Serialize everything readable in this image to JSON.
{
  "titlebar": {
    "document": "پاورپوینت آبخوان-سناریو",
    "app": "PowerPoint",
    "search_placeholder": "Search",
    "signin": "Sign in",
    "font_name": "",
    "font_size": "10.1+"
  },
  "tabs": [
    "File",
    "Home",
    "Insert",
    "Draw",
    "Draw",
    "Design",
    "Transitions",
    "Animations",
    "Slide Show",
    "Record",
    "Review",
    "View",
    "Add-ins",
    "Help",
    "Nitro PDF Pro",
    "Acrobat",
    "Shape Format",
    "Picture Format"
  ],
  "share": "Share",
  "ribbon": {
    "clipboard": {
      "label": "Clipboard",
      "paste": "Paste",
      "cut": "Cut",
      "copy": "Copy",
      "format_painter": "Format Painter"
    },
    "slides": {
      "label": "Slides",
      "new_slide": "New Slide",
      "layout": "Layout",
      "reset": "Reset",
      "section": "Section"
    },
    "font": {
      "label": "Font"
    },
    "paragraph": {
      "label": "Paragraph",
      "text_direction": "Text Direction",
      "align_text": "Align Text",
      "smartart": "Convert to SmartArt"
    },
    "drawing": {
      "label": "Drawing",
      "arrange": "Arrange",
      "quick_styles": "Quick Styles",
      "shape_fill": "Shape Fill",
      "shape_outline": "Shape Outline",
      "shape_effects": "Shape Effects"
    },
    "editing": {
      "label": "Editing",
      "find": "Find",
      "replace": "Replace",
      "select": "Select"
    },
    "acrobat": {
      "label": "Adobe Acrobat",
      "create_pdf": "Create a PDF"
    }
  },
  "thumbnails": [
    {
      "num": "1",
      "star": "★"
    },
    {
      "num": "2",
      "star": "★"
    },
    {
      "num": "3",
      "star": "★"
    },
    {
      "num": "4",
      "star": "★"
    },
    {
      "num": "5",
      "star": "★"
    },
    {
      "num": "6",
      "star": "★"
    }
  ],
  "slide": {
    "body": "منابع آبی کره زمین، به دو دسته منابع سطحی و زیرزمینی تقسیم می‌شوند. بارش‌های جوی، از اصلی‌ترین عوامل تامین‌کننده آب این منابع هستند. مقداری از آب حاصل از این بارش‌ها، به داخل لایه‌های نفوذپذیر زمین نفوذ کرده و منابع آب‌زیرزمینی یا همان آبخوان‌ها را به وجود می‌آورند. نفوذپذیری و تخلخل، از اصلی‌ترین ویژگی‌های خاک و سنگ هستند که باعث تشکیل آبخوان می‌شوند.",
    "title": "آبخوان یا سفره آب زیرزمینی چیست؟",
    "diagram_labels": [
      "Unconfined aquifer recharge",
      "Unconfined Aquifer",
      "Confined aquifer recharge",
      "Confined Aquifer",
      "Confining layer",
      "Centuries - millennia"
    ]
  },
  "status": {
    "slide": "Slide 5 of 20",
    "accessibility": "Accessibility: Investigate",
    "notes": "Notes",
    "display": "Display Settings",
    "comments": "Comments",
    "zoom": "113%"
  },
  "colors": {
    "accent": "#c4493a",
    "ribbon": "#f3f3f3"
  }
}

STATED PROBLEM ▸
Copy out all of the records shown above exactly.

TASK OUTPUT ▸
Serialize everything readable in this image to JSON.
{
  "titlebar": {
    "document": "پاورپوینت آبخوان-سناریو",
    "app": "PowerPoint",
    "search_placeholder": "Search",
    "signin": "Sign in",
    "font_name": "",
    "font_size": "10.1+"
  },
  "tabs": [
    "File",
    "Home",
    "Insert",
    "Draw",
    "Draw",
    "Design",
    "Transitions",
    "Animations",
    "Slide Show",
    "Record",
    "Review",
    "View",
    "Add-ins",
    "Help",
    "Nitro PDF Pro",
    "Acrobat",
    "Shape Format",
    "Picture Format"
  ],
  "share": "Share",
  "ribbon": {
    "clipboard": {
      "label": "Clipboard",
      "paste": "Paste",
      "cut": "Cut",
      "copy": "Copy",
      "format_painter": "Format Painter"
    },
    "slides": {
      "label": "Slides",
      "new_slide": "New Slide",
      "layout": "Layout",
      "reset": "Reset",
      "section": "Section"
    },
    "font": {
      "label": "Font"
    },
    "paragraph": {
      "label": "Paragraph",
      "text_direction": "Text Direction",
      "align_text": "Align Text",
      "smartart": "Convert to SmartArt"
    },
    "drawing": {
      "label": "Drawing",
      "arrange": "Arrange",
      "quick_styles": "Quick Styles",
      "shape_fill": "Shape Fill",
      "shape_outline": "Shape Outline",
      "shape_effects": "Shape Effects"
    },
    "editing": {
      "label": "Editing",
      "find": "Find",
      "replace": "Replace",
      "select": "Select"
    },
    "acrobat": {
      "label": "Adobe Acrobat",
      "create_pdf": "Create a PDF"
    }
  },
  "thumbnails": [
    {
      "num": "1",
      "star": "★"
    },
    {
      "num": "2",
      "star": "★"
    },
    {
      "num": "3",
      "star": "★"
    },
    {
      "num": "4",
      "star": "★"
    },
    {
      "num": "5",
      "star": "★"
    },
    {
      "num": "6",
      "star": "★"
    }
  ],
  "slide": {
    "body": "منابع آبی کره زمین، به دو دسته منابع سطحی و زیرزمینی تقسیم می‌شوند. بارش‌های جوی، از اصلی‌ترین عوامل تامین‌کننده آب این منابع هستند. مقداری از آب حاصل از این بارش‌ها، به داخل لایه‌های نفوذپذیر زمین نفوذ کرده و منابع آب‌زیرزمینی یا همان آبخوان‌ها را به وجود می‌آورند. نفوذپذیری و تخلخل، از اصلی‌ترین ویژگی‌های خاک و سنگ هستند که باعث تشکیل آبخوان می‌شوند.",
    "title": "آبخوان یا سفره آب زیرزمینی چیست؟",
    "diagram_labels": [
      "Unconfined aquifer recharge",
      "Unconfined Aquifer",
      "Confined aquifer recharge",
      "Confined Aquifer",
      "Confining layer",
      "Centuries - millennia"
    ]
  },
  "status": {
    "slide": "Slide 5 of 20",
    "accessibility": "Accessibility: Investigate",
    "notes": "Notes",
    "display": "Display Settings",
    "comments": "Comments",
    "zoom": "113%"
  },
  "colors": {
    "accent": "#c4493a",
    "ribbon": "#f3f3f3"
  }
}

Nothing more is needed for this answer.